Start of LISTING

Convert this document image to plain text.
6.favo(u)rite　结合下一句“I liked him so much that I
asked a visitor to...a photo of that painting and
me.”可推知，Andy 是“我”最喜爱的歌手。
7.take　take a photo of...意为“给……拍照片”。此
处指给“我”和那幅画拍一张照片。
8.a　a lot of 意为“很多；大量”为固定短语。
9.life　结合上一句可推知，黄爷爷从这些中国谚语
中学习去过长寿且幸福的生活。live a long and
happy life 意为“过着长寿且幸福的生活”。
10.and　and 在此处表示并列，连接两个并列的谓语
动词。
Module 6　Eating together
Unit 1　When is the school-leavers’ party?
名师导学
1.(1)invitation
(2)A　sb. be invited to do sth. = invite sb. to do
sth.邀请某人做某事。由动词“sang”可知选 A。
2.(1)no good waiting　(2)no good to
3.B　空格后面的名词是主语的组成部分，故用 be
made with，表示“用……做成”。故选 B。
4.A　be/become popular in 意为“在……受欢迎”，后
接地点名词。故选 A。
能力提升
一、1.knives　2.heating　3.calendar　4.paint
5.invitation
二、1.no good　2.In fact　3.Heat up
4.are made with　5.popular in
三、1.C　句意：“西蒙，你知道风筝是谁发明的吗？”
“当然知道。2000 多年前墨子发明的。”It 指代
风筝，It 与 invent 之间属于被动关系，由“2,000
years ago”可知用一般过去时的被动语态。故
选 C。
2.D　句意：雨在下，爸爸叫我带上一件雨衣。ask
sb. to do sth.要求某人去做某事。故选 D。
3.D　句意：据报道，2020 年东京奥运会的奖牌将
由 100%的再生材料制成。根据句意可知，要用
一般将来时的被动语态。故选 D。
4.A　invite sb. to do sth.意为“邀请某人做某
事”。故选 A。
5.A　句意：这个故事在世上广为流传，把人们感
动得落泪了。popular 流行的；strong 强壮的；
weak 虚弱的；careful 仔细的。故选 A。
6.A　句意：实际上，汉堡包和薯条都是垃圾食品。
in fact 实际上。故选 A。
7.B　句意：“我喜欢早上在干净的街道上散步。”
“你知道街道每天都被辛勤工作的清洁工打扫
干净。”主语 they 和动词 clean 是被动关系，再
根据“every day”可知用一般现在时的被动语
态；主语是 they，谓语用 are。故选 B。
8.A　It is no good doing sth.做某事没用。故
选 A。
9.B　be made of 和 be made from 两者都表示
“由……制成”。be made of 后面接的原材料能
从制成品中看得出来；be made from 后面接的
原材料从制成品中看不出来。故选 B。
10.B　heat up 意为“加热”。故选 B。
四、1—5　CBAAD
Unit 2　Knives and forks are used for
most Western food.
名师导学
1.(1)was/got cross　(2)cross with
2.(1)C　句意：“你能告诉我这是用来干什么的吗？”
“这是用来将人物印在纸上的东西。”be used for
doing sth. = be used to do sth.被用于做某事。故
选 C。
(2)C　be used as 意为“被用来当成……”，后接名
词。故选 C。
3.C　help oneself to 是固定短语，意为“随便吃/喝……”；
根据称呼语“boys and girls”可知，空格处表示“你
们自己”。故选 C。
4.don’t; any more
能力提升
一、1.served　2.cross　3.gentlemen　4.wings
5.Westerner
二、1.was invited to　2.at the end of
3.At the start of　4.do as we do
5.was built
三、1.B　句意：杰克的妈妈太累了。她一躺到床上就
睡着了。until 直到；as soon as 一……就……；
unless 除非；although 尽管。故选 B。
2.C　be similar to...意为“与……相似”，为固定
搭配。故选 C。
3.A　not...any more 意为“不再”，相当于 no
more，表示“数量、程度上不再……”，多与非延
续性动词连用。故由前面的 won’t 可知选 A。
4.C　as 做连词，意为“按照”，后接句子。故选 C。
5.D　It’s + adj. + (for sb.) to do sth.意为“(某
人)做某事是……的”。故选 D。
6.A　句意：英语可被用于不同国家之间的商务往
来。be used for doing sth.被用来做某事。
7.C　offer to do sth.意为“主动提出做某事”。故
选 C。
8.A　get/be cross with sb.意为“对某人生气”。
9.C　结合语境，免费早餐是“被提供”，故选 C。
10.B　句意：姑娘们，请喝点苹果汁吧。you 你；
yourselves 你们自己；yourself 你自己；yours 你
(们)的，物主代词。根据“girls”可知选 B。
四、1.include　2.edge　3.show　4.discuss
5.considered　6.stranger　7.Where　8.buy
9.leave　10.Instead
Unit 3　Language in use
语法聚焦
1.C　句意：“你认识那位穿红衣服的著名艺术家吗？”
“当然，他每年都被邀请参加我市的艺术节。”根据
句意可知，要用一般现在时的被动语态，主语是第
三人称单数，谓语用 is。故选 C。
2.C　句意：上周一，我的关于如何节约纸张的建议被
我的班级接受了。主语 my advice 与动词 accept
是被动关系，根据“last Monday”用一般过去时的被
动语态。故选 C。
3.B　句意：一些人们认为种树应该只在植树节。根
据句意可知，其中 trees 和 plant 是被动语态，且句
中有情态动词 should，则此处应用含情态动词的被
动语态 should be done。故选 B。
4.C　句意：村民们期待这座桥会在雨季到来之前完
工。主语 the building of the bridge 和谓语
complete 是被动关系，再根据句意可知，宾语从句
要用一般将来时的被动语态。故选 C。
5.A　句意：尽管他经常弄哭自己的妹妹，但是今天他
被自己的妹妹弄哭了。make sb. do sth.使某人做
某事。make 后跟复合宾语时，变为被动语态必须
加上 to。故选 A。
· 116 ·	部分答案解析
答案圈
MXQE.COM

End of LISTING

* DIRECTIONS
Return every line exactly.

* EXERCISE RESPONSE
Convert this document image to plain text.
6.favo(u)rite　结合下一句“I liked him so much that I
asked a visitor to...a photo of that painting and
me.”可推知，Andy 是“我”最喜爱的歌手。
7.take　take a photo of...意为“给……拍照片”。此
处指给“我”和那幅画拍一张照片。
8.a　a lot of 意为“很多；大量”为固定短语。
9.life　结合上一句可推知，黄爷爷从这些中国谚语
中学习去过长寿且幸福的生活。live a long and
happy life 意为“过着长寿且幸福的生活”。
10.and　and 在此处表示并列，连接两个并列的谓语
动词。
Module 6　Eating together
Unit 1　When is the school-leavers’ party?
名师导学
1.(1)invitation
(2)A　sb. be invited to do sth. = invite sb. to do
sth.邀请某人做某事。由动词“sang”可知选 A。
2.(1)no good waiting　(2)no good to
3.B　空格后面的名词是主语的组成部分，故用 be
made with，表示“用……做成”。故选 B。
4.A　be/become popular in 意为“在……受欢迎”，后
接地点名词。故选 A。
能力提升
一、1.knives　2.heating　3.calendar　4.paint
5.invitation
二、1.no good　2.In fact　3.Heat up
4.are made with　5.popular in
三、1.C　句意：“西蒙，你知道风筝是谁发明的吗？”
“当然知道。2000 多年前墨子发明的。”It 指代
风筝，It 与 invent 之间属于被动关系，由“2,000
years ago”可知用一般过去时的被动语态。故
选 C。
2.D　句意：雨在下，爸爸叫我带上一件雨衣。ask
sb. to do sth.要求某人去做某事。故选 D。
3.D　句意：据报道，2020 年东京奥运会的奖牌将
由 100%的再生材料制成。根据句意可知，要用
一般将来时的被动语态。故选 D。
4.A　invite sb. to do sth.意为“邀请某人做某
事”。故选 A。
5.A　句意：这个故事在世上广为流传，把人们感
动得落泪了。popular 流行的；strong 强壮的；
weak 虚弱的；careful 仔细的。故选 A。
6.A　句意：实际上，汉堡包和薯条都是垃圾食品。
in fact 实际上。故选 A。
7.B　句意：“我喜欢早上在干净的街道上散步。”
“你知道街道每天都被辛勤工作的清洁工打扫
干净。”主语 they 和动词 clean 是被动关系，再
根据“every day”可知用一般现在时的被动语
态；主语是 they，谓语用 are。故选 B。
8.A　It is no good doing sth.做某事没用。故
选 A。
9.B　be made of 和 be made from 两者都表示
“由……制成”。be made of 后面接的原材料能
从制成品中看得出来；be made from 后面接的
原材料从制成品中看不出来。故选 B。
10.B　heat up 意为“加热”。故选 B。
四、1—5　CBAAD
Unit 2　Knives and forks are used for
most Western food.
名师导学
1.(1)was/got cross　(2)cross with
2.(1)C　句意：“你能告诉我这是用来干什么的吗？”
“这是用来将人物印在纸上的东西。”be used for
doing sth. = be used to do sth.被用于做某事。故
选 C。
(2)C　be used as 意为“被用来当成……”，后接名
词。故选 C。
3.C　help oneself to 是固定短语，意为“随便吃/喝……”；
根据称呼语“boys and girls”可知，空格处表示“你
们自己”。故选 C。
4.don’t; any more
能力提升
一、1.served　2.cross　3.gentlemen　4.wings
5.Westerner
二、1.was invited to　2.at the end of
3.At the start of　4.do as we do
5.was built
三、1.B　句意：杰克的妈妈太累了。她一躺到床上就
睡着了。until 直到；as soon as 一……就……；
unless 除非；although 尽管。故选 B。
2.C　be similar to...意为“与……相似”，为固定
搭配。故选 C。
3.A　not...any more 意为“不再”，相当于 no
more，表示“数量、程度上不再……”，多与非延
续性动词连用。故由前面的 won’t 可知选 A。
4.C　as 做连词，意为“按照”，后接句子。故选 C。
5.D　It’s + adj. + (for sb.) to do sth.意为“(某
人)做某事是……的”。故选 D。
6.A　句意：英语可被用于不同国家之间的商务往
来。be used for doing sth.被用来做某事。
7.C　offer to do sth.意为“主动提出做某事”。故
选 C。
8.A　get/be cross with sb.意为“对某人生气”。
9.C　结合语境，免费早餐是“被提供”，故选 C。
10.B　句意：姑娘们，请喝点苹果汁吧。you 你；
yourselves 你们自己；yourself 你自己；yours 你
(们)的，物主代词。根据“girls”可知选 B。
四、1.include　2.edge　3.show　4.discuss
5.considered　6.stranger　7.Where　8.buy
9.leave　10.Instead
Unit 3　Language in use
语法聚焦
1.C　句意：“你认识那位穿红衣服的著名艺术家吗？”
“当然，他每年都被邀请参加我市的艺术节。”根据
句意可知，要用一般现在时的被动语态，主语是第
三人称单数，谓语用 is。故选 C。
2.C　句意：上周一，我的关于如何节约纸张的建议被
我的班级接受了。主语 my advice 与动词 accept
是被动关系，根据“last Monday”用一般过去时的被
动语态。故选 C。
3.B　句意：一些人们认为种树应该只在植树节。根
据句意可知，其中 trees 和 plant 是被动语态，且句
中有情态动词 should，则此处应用含情态动词的被
动语态 should be done。故选 B。
4.C　句意：村民们期待这座桥会在雨季到来之前完
工。主语 the building of the bridge 和谓语
complete 是被动关系，再根据句意可知，宾语从句
要用一般将来时的被动语态。故选 C。
5.A　句意：尽管他经常弄哭自己的妹妹，但是今天他
被自己的妹妹弄哭了。make sb. do sth.使某人做
某事。make 后跟复合宾语时，变为被动语态必须
加上 to。故选 A。
· 116 ·	部分答案解析
答案圈
MXQE.COM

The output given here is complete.